[Dataset items]
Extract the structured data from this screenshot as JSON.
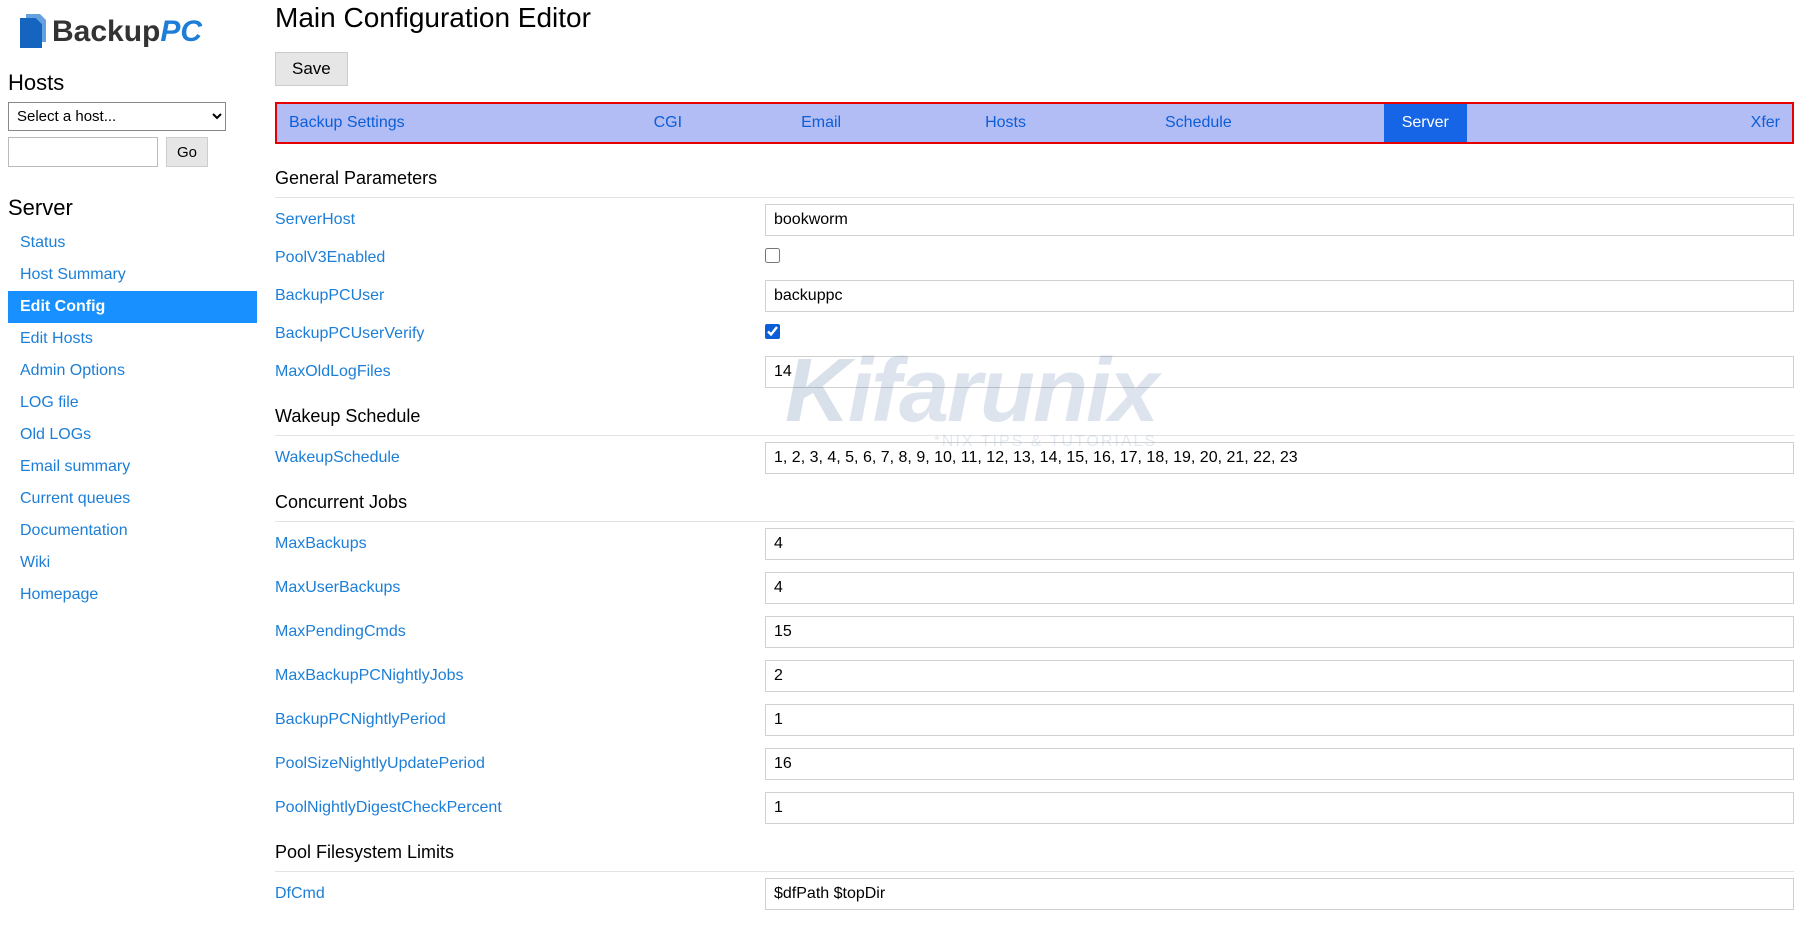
{
  "logo": {
    "text1": "Backup",
    "text2": "PC"
  },
  "sidebar": {
    "hosts_header": "Hosts",
    "select_placeholder": "Select a host...",
    "go_label": "Go",
    "server_header": "Server",
    "nav": [
      {
        "label": "Status",
        "active": false
      },
      {
        "label": "Host Summary",
        "active": false
      },
      {
        "label": "Edit Config",
        "active": true
      },
      {
        "label": "Edit Hosts",
        "active": false
      },
      {
        "label": "Admin Options",
        "active": false
      },
      {
        "label": "LOG file",
        "active": false
      },
      {
        "label": "Old LOGs",
        "active": false
      },
      {
        "label": "Email summary",
        "active": false
      },
      {
        "label": "Current queues",
        "active": false
      },
      {
        "label": "Documentation",
        "active": false
      },
      {
        "label": "Wiki",
        "active": false
      },
      {
        "label": "Homepage",
        "active": false
      }
    ]
  },
  "main": {
    "title": "Main Configuration Editor",
    "save_label": "Save",
    "tabs": [
      {
        "label": "Backup Settings",
        "active": false
      },
      {
        "label": "CGI",
        "active": false
      },
      {
        "label": "Email",
        "active": false
      },
      {
        "label": "Hosts",
        "active": false
      },
      {
        "label": "Schedule",
        "active": false
      },
      {
        "label": "Server",
        "active": true
      },
      {
        "label": "Xfer",
        "active": false
      }
    ],
    "sections": {
      "general": {
        "header": "General Parameters",
        "rows": [
          {
            "key": "ServerHost",
            "type": "text",
            "value": "bookworm"
          },
          {
            "key": "PoolV3Enabled",
            "type": "checkbox",
            "value": false
          },
          {
            "key": "BackupPCUser",
            "type": "text",
            "value": "backuppc"
          },
          {
            "key": "BackupPCUserVerify",
            "type": "checkbox",
            "value": true
          },
          {
            "key": "MaxOldLogFiles",
            "type": "text",
            "value": "14"
          }
        ]
      },
      "wakeup": {
        "header": "Wakeup Schedule",
        "rows": [
          {
            "key": "WakeupSchedule",
            "type": "text",
            "value": "1, 2, 3, 4, 5, 6, 7, 8, 9, 10, 11, 12, 13, 14, 15, 16, 17, 18, 19, 20, 21, 22, 23"
          }
        ]
      },
      "concurrent": {
        "header": "Concurrent Jobs",
        "rows": [
          {
            "key": "MaxBackups",
            "type": "text",
            "value": "4"
          },
          {
            "key": "MaxUserBackups",
            "type": "text",
            "value": "4"
          },
          {
            "key": "MaxPendingCmds",
            "type": "text",
            "value": "15"
          },
          {
            "key": "MaxBackupPCNightlyJobs",
            "type": "text",
            "value": "2"
          },
          {
            "key": "BackupPCNightlyPeriod",
            "type": "text",
            "value": "1"
          },
          {
            "key": "PoolSizeNightlyUpdatePeriod",
            "type": "text",
            "value": "16"
          },
          {
            "key": "PoolNightlyDigestCheckPercent",
            "type": "text",
            "value": "1"
          }
        ]
      },
      "pool": {
        "header": "Pool Filesystem Limits",
        "rows": [
          {
            "key": "DfCmd",
            "type": "text",
            "value": "$dfPath $topDir"
          }
        ]
      }
    }
  },
  "watermark": {
    "big": "Kifarunix",
    "sub": "*NIX TIPS & TUTORIALS"
  }
}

# WORK TO DO
Exact duplication of all the records is required; pictures are omitted from the copy.

# WRITTEN RESPONSE
Extract the structured data from this screenshot as JSON.
{
  "logo": {
    "text1": "Backup",
    "text2": "PC"
  },
  "sidebar": {
    "hosts_header": "Hosts",
    "select_placeholder": "Select a host...",
    "go_label": "Go",
    "server_header": "Server",
    "nav": [
      {
        "label": "Status",
        "active": false
      },
      {
        "label": "Host Summary",
        "active": false
      },
      {
        "label": "Edit Config",
        "active": true
      },
      {
        "label": "Edit Hosts",
        "active": false
      },
      {
        "label": "Admin Options",
        "active": false
      },
      {
        "label": "LOG file",
        "active": false
      },
      {
        "label": "Old LOGs",
        "active": false
      },
      {
        "label": "Email summary",
        "active": false
      },
      {
        "label": "Current queues",
        "active": false
      },
      {
        "label": "Documentation",
        "active": false
      },
      {
        "label": "Wiki",
        "active": false
      },
      {
        "label": "Homepage",
        "active": false
      }
    ]
  },
  "main": {
    "title": "Main Configuration Editor",
    "save_label": "Save",
    "tabs": [
      {
        "label": "Backup Settings",
        "active": false
      },
      {
        "label": "CGI",
        "active": false
      },
      {
        "label": "Email",
        "active": false
      },
      {
        "label": "Hosts",
        "active": false
      },
      {
        "label": "Schedule",
        "active": false
      },
      {
        "label": "Server",
        "active": true
      },
      {
        "label": "Xfer",
        "active": false
      }
    ],
    "sections": {
      "general": {
        "header": "General Parameters",
        "rows": [
          {
            "key": "ServerHost",
            "type": "text",
            "value": "bookworm"
          },
          {
            "key": "PoolV3Enabled",
            "type": "checkbox",
            "value": false
          },
          {
            "key": "BackupPCUser",
            "type": "text",
            "value": "backuppc"
          },
          {
            "key": "BackupPCUserVerify",
            "type": "checkbox",
            "value": true
          },
          {
            "key": "MaxOldLogFiles",
            "type": "text",
            "value": "14"
          }
        ]
      },
      "wakeup": {
        "header": "Wakeup Schedule",
        "rows": [
          {
            "key": "WakeupSchedule",
            "type": "text",
            "value": "1, 2, 3, 4, 5, 6, 7, 8, 9, 10, 11, 12, 13, 14, 15, 16, 17, 18, 19, 20, 21, 22, 23"
          }
        ]
      },
      "concurrent": {
        "header": "Concurrent Jobs",
        "rows": [
          {
            "key": "MaxBackups",
            "type": "text",
            "value": "4"
          },
          {
            "key": "MaxUserBackups",
            "type": "text",
            "value": "4"
          },
          {
            "key": "MaxPendingCmds",
            "type": "text",
            "value": "15"
          },
          {
            "key": "MaxBackupPCNightlyJobs",
            "type": "text",
            "value": "2"
          },
          {
            "key": "BackupPCNightlyPeriod",
            "type": "text",
            "value": "1"
          },
          {
            "key": "PoolSizeNightlyUpdatePeriod",
            "type": "text",
            "value": "16"
          },
          {
            "key": "PoolNightlyDigestCheckPercent",
            "type": "text",
            "value": "1"
          }
        ]
      },
      "pool": {
        "header": "Pool Filesystem Limits",
        "rows": [
          {
            "key": "DfCmd",
            "type": "text",
            "value": "$dfPath $topDir"
          }
        ]
      }
    }
  },
  "watermark": {
    "big": "Kifarunix",
    "sub": "*NIX TIPS & TUTORIALS"
  }
}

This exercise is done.